▶ **Record list**:
· · ·
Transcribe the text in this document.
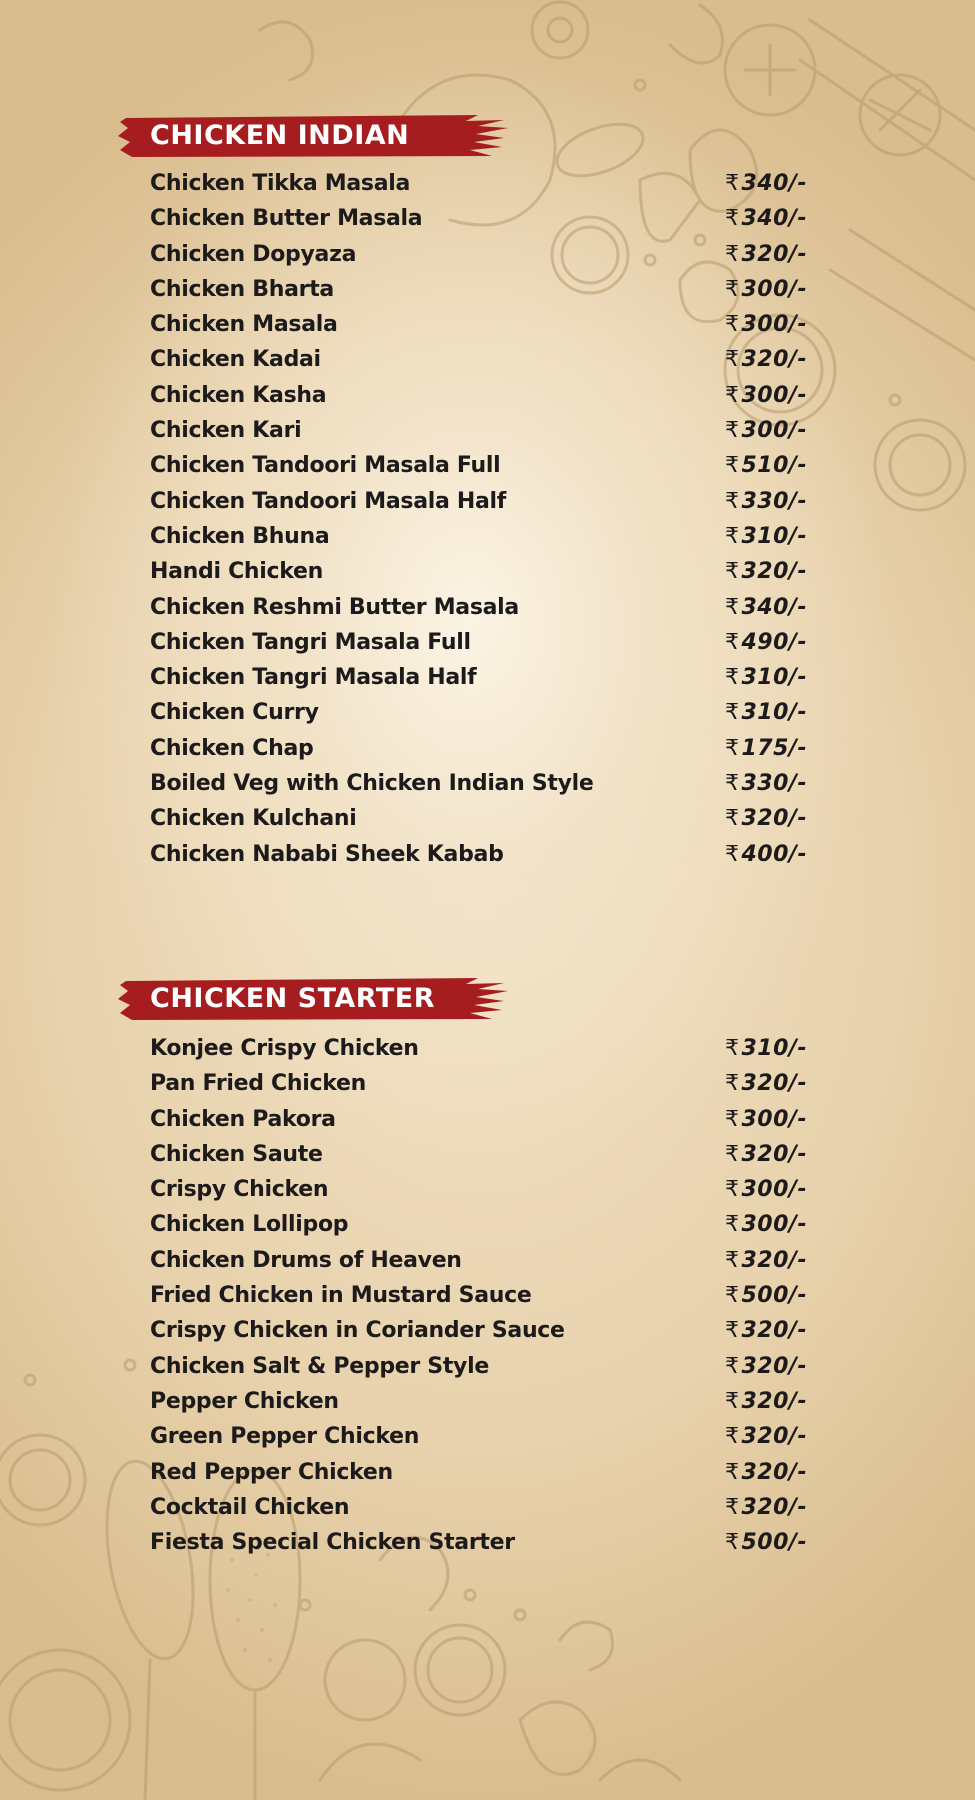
CHICKEN INDIAN
Chicken Tikka Masala	₹340/-
Chicken Butter Masala	₹340/-
Chicken Dopyaza	₹320/-
Chicken Bharta	₹300/-
Chicken Masala	₹300/-
Chicken Kadai	₹320/-
Chicken Kasha	₹300/-
Chicken Kari	₹300/-
Chicken Tandoori Masala Full	₹510/-
Chicken Tandoori Masala Half	₹330/-
Chicken Bhuna	₹310/-
Handi Chicken	₹320/-
Chicken Reshmi Butter Masala	₹340/-
Chicken Tangri Masala Full	₹490/-
Chicken Tangri Masala Half	₹310/-
Chicken Curry	₹310/-
Chicken Chap	₹175/-
Boiled Veg with Chicken Indian Style	₹330/-
Chicken Kulchani	₹320/-
Chicken Nababi Sheek Kabab	₹400/-
CHICKEN STARTER
Konjee Crispy Chicken	₹310/-
Pan Fried Chicken	₹320/-
Chicken Pakora	₹300/-
Chicken Saute	₹320/-
Crispy Chicken	₹300/-
Chicken Lollipop	₹300/-
Chicken Drums of Heaven	₹320/-
Fried Chicken in Mustard Sauce	₹500/-
Crispy Chicken in Coriander Sauce	₹320/-
Chicken Salt & Pepper Style	₹320/-
Pepper Chicken	₹320/-
Green Pepper Chicken	₹320/-
Red Pepper Chicken	₹320/-
Cocktail Chicken	₹320/-
Fiesta Special Chicken Starter	₹500/-
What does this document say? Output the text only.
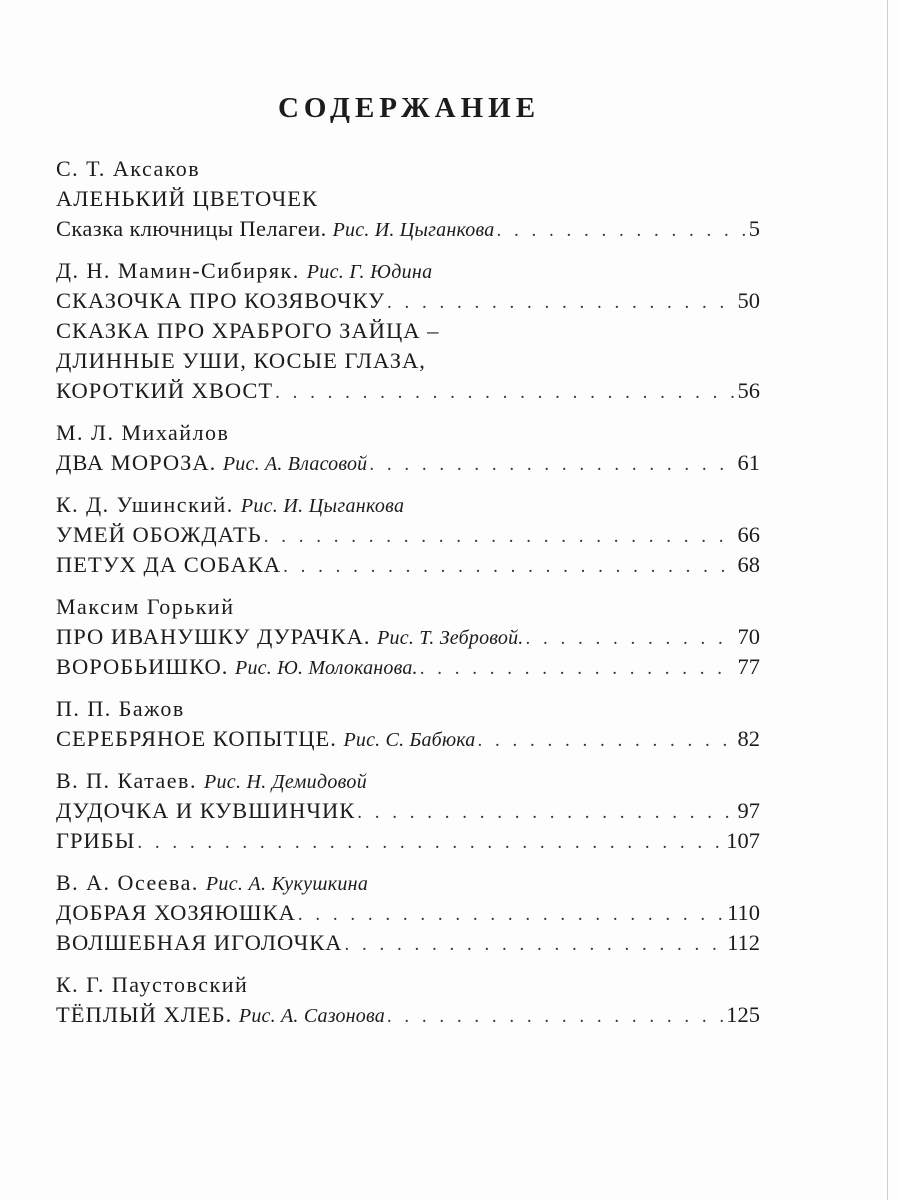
СОДЕРЖАНИЕ
С. Т. Аксаков
АЛЕНЬКИЙ ЦВЕТОЧЕК
Сказка ключницы Пелагеи. Рис. И. Цыганкова . . .	5
Д. Н. Мамин-Сибиряк. Рис. Г. Юдина
СКАЗОЧКА ПРО КОЗЯВОЧКУ . . .	50
СКАЗКА ПРО ХРАБРОГО ЗАЙЦА –
ДЛИННЫЕ УШИ, КОСЫЕ ГЛАЗА,
КОРОТКИЙ ХВОСТ . . .	56
М. Л. Михайлов
ДВА МОРОЗА. Рис. А. Власовой . . .	61
К. Д. Ушинский. Рис. И. Цыганкова
УМЕЙ ОБОЖДАТЬ . . .	66
ПЕТУХ ДА СОБАКА . . .	68
Максим Горький
ПРО ИВАНУШКУ ДУРАЧКА. Рис. Т. Зебровой. . . .	70
ВОРОБЬИШКО. Рис. Ю. Молоканова. . . .	77
П. П. Бажов
СЕРЕБРЯНОЕ КОПЫТЦЕ. Рис. С. Бабюка . . .	82
В. П. Катаев. Рис. Н. Демидовой
ДУДОЧКА И КУВШИНЧИК . . .	97
ГРИБЫ . . .	107
В. А. Осеева. Рис. А. Кукушкина
ДОБРАЯ ХОЗЯЮШКА . . .	110
ВОЛШЕБНАЯ ИГОЛОЧКА . . .	112
К. Г. Паустовский
ТЁПЛЫЙ ХЛЕБ. Рис. А. Сазонова . . .	125
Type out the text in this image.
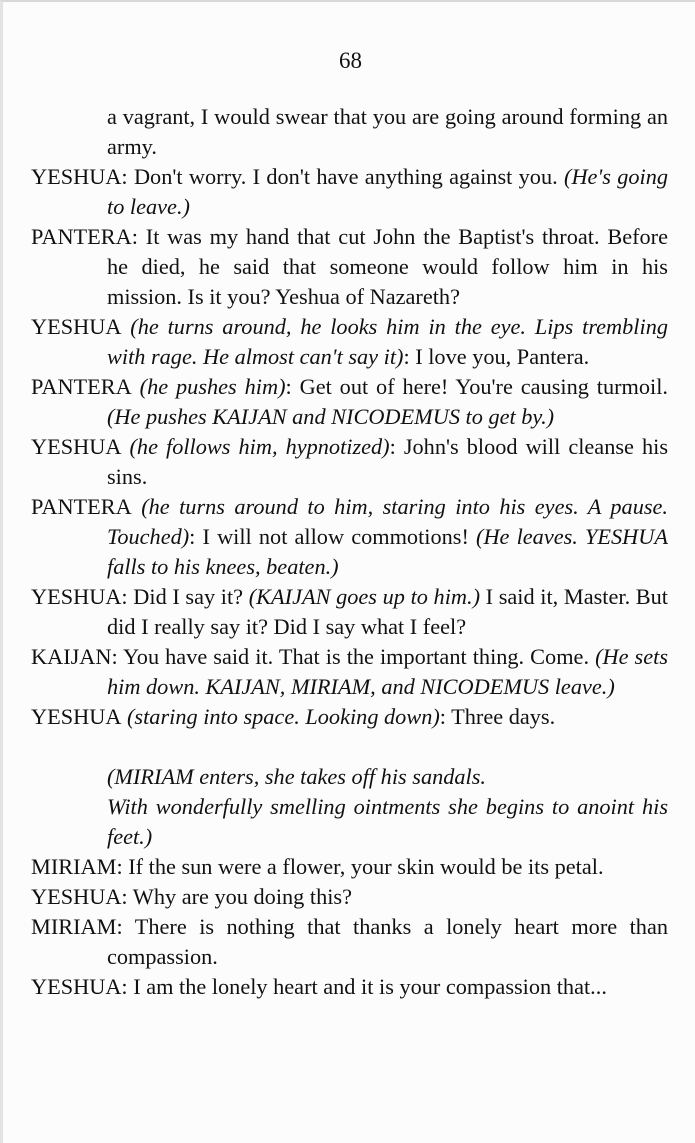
68
a vagrant, I would swear that you are going around forming an army.
YESHUA: Don't worry. I don't have anything against you. (He's going to leave.)
PANTERA: It was my hand that cut John the Baptist's throat. Before he died, he said that someone would follow him in his mission. Is it you? Yeshua of Nazareth?
YESHUA (he turns around, he looks him in the eye. Lips trembling with rage. He almost can't say it): I love you, Pantera.
PANTERA (he pushes him): Get out of here! You're causing turmoil. (He pushes KAIJAN and NICODEMUS to get by.)
YESHUA (he follows him, hypnotized): John's blood will cleanse his sins.
PANTERA (he turns around to him, staring into his eyes. A pause. Touched): I will not allow commotions! (He leaves. YESHUA falls to his knees, beaten.)
YESHUA: Did I say it? (KAIJAN goes up to him.) I said it, Master. But did I really say it? Did I say what I feel?
KAIJAN: You have said it. That is the important thing. Come. (He sets him down. KAIJAN, MIRIAM, and NICODEMUS leave.)
YESHUA (staring into space. Looking down): Three days.
(MIRIAM enters, she takes off his sandals.
With wonderfully smelling ointments she begins to anoint his feet.)
MIRIAM: If the sun were a flower, your skin would be its petal.
YESHUA: Why are you doing this?
MIRIAM: There is nothing that thanks a lonely heart more than compassion.
YESHUA: I am the lonely heart and it is your compassion that...
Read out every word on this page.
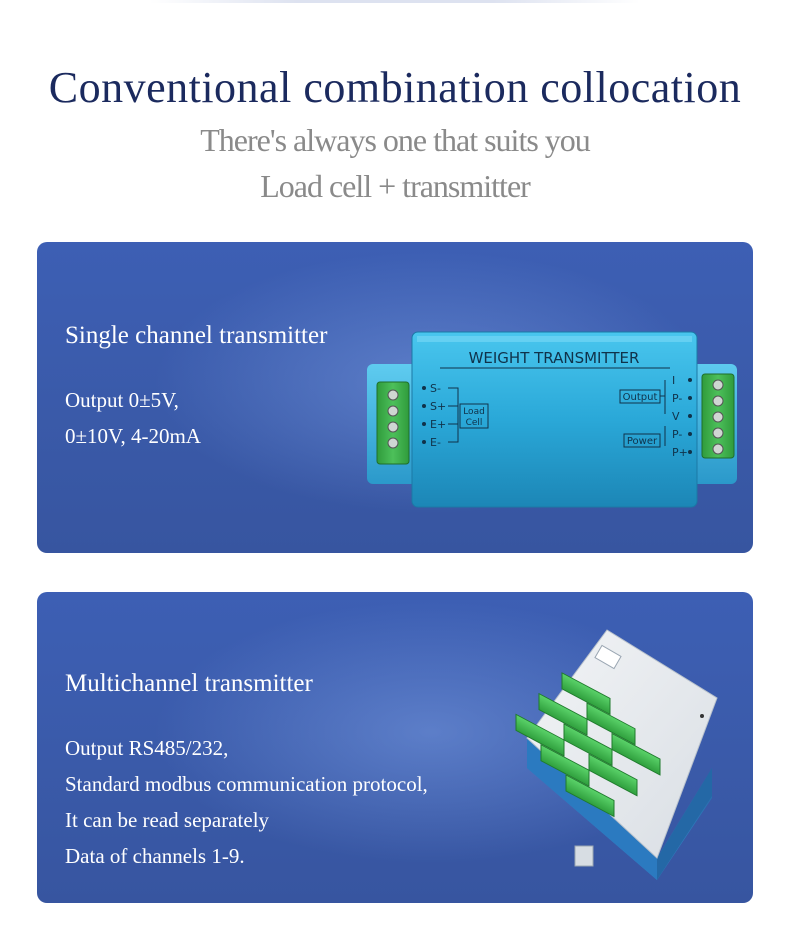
Conventional combination collocation

There's always one that suits you

Load cell + transmitter

Single channel transmitter
Output 0±5V,
0±10V, 4-20mA
WEIGHT TRANSMITTER
S-
S+
E+
E-
Load
Cell
Output
Power
I
P-
V
P-
P+
Multichannel transmitter
Output RS485/232,
Standard modbus communication protocol,
It can be read separately
Data of channels 1-9.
· · ·
▶ **Requirement**:
Select every line in the records above that contains the word "Butter".

▶ **Full output**:
Chicken Butter Masala	₹340/-
Chicken Reshmi Butter Masala	₹340/-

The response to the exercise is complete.